:: WHAT TO WORK ON ::
Reproduce the records exactly.

:: THE INPUT ::

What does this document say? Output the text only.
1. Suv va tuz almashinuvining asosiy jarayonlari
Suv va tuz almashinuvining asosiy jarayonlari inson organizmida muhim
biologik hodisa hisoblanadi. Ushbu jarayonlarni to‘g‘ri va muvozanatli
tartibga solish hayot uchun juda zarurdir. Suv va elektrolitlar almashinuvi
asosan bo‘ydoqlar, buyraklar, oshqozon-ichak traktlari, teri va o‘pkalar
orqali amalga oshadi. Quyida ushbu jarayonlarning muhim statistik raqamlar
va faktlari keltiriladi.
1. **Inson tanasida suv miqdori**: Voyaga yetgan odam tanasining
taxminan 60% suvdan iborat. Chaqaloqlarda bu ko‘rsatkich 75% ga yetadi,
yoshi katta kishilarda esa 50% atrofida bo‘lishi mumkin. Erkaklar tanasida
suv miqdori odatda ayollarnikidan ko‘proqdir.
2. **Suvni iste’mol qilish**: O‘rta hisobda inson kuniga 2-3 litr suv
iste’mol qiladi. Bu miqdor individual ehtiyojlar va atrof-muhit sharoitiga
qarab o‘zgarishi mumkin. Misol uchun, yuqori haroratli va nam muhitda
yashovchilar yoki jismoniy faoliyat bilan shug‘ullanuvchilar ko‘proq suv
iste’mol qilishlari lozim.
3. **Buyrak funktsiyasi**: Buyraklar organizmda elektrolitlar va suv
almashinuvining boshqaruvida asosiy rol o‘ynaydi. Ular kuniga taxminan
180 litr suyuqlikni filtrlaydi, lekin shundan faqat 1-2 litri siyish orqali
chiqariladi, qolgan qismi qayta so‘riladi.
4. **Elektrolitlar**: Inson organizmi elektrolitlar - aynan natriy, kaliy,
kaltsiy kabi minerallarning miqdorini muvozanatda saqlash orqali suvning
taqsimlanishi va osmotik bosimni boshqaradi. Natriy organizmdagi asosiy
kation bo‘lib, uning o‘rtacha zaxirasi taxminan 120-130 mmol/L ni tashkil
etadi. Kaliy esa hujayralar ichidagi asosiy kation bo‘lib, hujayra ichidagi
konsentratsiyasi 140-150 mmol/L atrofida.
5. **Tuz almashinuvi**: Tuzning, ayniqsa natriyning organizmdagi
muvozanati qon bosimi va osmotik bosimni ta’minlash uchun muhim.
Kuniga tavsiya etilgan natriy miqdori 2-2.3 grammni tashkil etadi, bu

:: EXERCISE ANSWER ::
What does this document say? Output the text only.
1. Suv va tuz almashinuvining asosiy jarayonlari
Suv va tuz almashinuvining asosiy jarayonlari inson organizmida muhim
biologik hodisa hisoblanadi. Ushbu jarayonlarni to‘g‘ri va muvozanatli
tartibga solish hayot uchun juda zarurdir. Suv va elektrolitlar almashinuvi
asosan bo‘ydoqlar, buyraklar, oshqozon-ichak traktlari, teri va o‘pkalar
orqali amalga oshadi. Quyida ushbu jarayonlarning muhim statistik raqamlar
va faktlari keltiriladi.
1. **Inson tanasida suv miqdori**: Voyaga yetgan odam tanasining
taxminan 60% suvdan iborat. Chaqaloqlarda bu ko‘rsatkich 75% ga yetadi,
yoshi katta kishilarda esa 50% atrofida bo‘lishi mumkin. Erkaklar tanasida
suv miqdori odatda ayollarnikidan ko‘proqdir.
2. **Suvni iste’mol qilish**: O‘rta hisobda inson kuniga 2-3 litr suv
iste’mol qiladi. Bu miqdor individual ehtiyojlar va atrof-muhit sharoitiga
qarab o‘zgarishi mumkin. Misol uchun, yuqori haroratli va nam muhitda
yashovchilar yoki jismoniy faoliyat bilan shug‘ullanuvchilar ko‘proq suv
iste’mol qilishlari lozim.
3. **Buyrak funktsiyasi**: Buyraklar organizmda elektrolitlar va suv
almashinuvining boshqaruvida asosiy rol o‘ynaydi. Ular kuniga taxminan
180 litr suyuqlikni filtrlaydi, lekin shundan faqat 1-2 litri siyish orqali
chiqariladi, qolgan qismi qayta so‘riladi.
4. **Elektrolitlar**: Inson organizmi elektrolitlar - aynan natriy, kaliy,
kaltsiy kabi minerallarning miqdorini muvozanatda saqlash orqali suvning
taqsimlanishi va osmotik bosimni boshqaradi. Natriy organizmdagi asosiy
kation bo‘lib, uning o‘rtacha zaxirasi taxminan 120-130 mmol/L ni tashkil
etadi. Kaliy esa hujayralar ichidagi asosiy kation bo‘lib, hujayra ichidagi
konsentratsiyasi 140-150 mmol/L atrofida.
5. **Tuz almashinuvi**: Tuzning, ayniqsa natriyning organizmdagi
muvozanati qon bosimi va osmotik bosimni ta’minlash uchun muhim.
Kuniga tavsiya etilgan natriy miqdori 2-2.3 grammni tashkil etadi, bu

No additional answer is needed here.